Extracted data entries
— Begin —
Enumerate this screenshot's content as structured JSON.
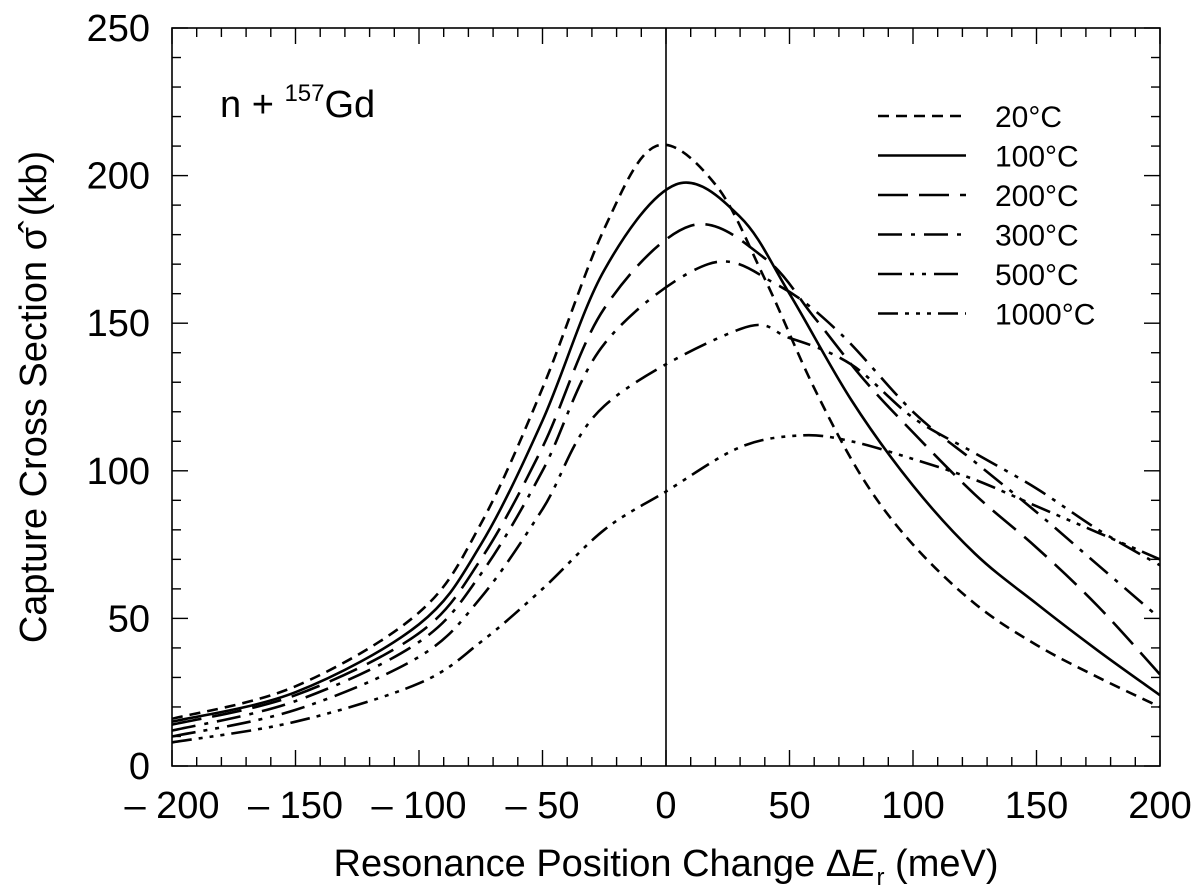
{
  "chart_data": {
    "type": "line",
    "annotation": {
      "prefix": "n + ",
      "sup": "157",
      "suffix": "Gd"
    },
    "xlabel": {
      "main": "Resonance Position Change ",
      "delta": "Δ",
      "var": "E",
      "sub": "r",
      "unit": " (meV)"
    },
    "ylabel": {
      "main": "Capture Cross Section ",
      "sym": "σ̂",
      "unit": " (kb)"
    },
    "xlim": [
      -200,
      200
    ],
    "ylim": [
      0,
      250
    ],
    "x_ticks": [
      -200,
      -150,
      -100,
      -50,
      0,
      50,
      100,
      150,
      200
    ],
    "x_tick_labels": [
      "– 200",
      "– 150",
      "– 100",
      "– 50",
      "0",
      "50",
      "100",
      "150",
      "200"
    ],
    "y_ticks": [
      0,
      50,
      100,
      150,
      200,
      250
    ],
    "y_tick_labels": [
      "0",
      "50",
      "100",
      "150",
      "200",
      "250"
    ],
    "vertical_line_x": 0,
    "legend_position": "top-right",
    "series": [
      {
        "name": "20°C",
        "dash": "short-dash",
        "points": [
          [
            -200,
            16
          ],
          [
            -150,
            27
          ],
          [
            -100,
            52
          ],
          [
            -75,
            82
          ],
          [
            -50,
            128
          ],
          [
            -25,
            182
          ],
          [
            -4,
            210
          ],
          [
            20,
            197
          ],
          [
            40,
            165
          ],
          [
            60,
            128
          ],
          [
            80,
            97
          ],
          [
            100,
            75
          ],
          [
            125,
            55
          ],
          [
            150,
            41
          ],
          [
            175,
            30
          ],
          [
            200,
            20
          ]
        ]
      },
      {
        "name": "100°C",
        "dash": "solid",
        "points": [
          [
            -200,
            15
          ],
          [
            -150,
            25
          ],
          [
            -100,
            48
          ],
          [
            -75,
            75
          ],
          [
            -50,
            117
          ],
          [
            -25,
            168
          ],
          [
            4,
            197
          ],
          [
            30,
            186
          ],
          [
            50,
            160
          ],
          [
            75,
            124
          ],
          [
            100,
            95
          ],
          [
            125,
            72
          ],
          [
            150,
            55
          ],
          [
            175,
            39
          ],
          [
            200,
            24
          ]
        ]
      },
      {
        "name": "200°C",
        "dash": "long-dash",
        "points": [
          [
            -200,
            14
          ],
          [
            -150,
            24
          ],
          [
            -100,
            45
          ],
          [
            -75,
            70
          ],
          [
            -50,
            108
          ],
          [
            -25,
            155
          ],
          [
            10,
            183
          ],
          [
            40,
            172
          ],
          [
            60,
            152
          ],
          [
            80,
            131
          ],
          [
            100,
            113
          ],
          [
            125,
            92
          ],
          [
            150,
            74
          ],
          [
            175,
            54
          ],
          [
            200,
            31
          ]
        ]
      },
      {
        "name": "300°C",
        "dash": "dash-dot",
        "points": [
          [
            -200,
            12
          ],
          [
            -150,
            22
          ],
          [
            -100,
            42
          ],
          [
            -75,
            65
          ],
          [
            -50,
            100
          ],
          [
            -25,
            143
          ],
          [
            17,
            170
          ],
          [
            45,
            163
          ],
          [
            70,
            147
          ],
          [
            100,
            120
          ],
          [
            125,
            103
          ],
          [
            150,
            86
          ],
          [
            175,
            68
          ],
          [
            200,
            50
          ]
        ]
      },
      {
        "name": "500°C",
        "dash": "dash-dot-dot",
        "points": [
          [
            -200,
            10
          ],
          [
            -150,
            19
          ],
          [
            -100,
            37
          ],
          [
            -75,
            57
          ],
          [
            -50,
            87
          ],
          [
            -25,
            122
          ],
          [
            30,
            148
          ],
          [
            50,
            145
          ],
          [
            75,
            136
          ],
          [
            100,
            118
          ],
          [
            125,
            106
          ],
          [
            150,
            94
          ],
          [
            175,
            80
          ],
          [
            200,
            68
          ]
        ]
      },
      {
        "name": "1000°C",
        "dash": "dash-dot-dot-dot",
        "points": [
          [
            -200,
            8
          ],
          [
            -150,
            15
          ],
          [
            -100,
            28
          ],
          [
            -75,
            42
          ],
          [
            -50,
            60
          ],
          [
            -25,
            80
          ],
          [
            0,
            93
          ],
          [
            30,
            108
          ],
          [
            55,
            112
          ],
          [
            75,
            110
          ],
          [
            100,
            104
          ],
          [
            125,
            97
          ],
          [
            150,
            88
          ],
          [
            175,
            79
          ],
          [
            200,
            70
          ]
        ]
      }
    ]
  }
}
— End —
From the entries above, copy each line holding "main".

      "main": "Resonance Position Change ",
      "main": "Capture Cross Section ",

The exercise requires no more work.